### Prompt
Repeat each record exactly as written, and drop any images.
═══ Data to process ═══
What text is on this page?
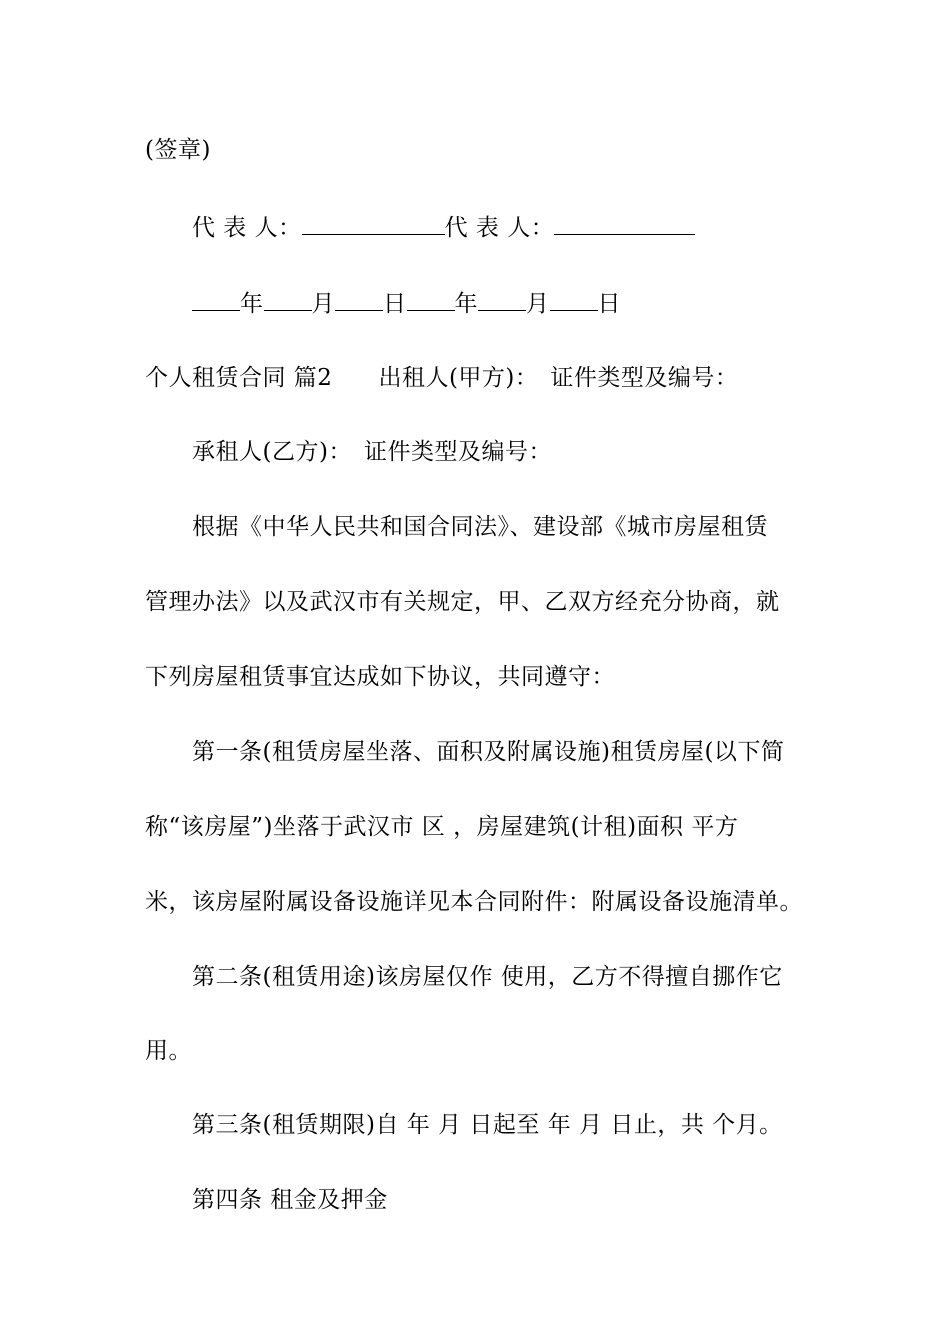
(签章)
代 表 人：	代 表 人：
年 月 日 年 月 日
个人租赁合同 篇2 出租人(甲方)：　证件类型及编号：
承租人(乙方)：　证件类型及编号：
根据《中华人民共和国合同法》、建设部《城市房屋租赁
管理办法》以及武汉市有关规定，甲、乙双方经充分协商，就
下列房屋租赁事宜达成如下协议，共同遵守：
第一条(租赁房屋坐落、面积及附属设施)租赁房屋(以下简
称“该房屋”)坐落于武汉市 区 ，房屋建筑(计租)面积 平方
米，该房屋附属设备设施详见本合同附件：附属设备设施清单。
第二条(租赁用途)该房屋仅作 使用，乙方不得擅自挪作它
用。
第三条(租赁期限)自 年 月 日起至 年 月 日止，共 个月。
第四条 租金及押金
═══
### Solution to this task
What text is on this page?
(签章)
代 表 人：	代 表 人：
年 月 日 年 月 日
个人租赁合同 篇2 出租人(甲方)：　证件类型及编号：
承租人(乙方)：　证件类型及编号：
根据《中华人民共和国合同法》、建设部《城市房屋租赁
管理办法》以及武汉市有关规定，甲、乙双方经充分协商，就
下列房屋租赁事宜达成如下协议，共同遵守：
第一条(租赁房屋坐落、面积及附属设施)租赁房屋(以下简
称“该房屋”)坐落于武汉市 区 ，房屋建筑(计租)面积 平方
米，该房屋附属设备设施详见本合同附件：附属设备设施清单。
第二条(租赁用途)该房屋仅作 使用，乙方不得擅自挪作它
用。
第三条(租赁期限)自 年 月 日起至 年 月 日止，共 个月。
第四条 租金及押金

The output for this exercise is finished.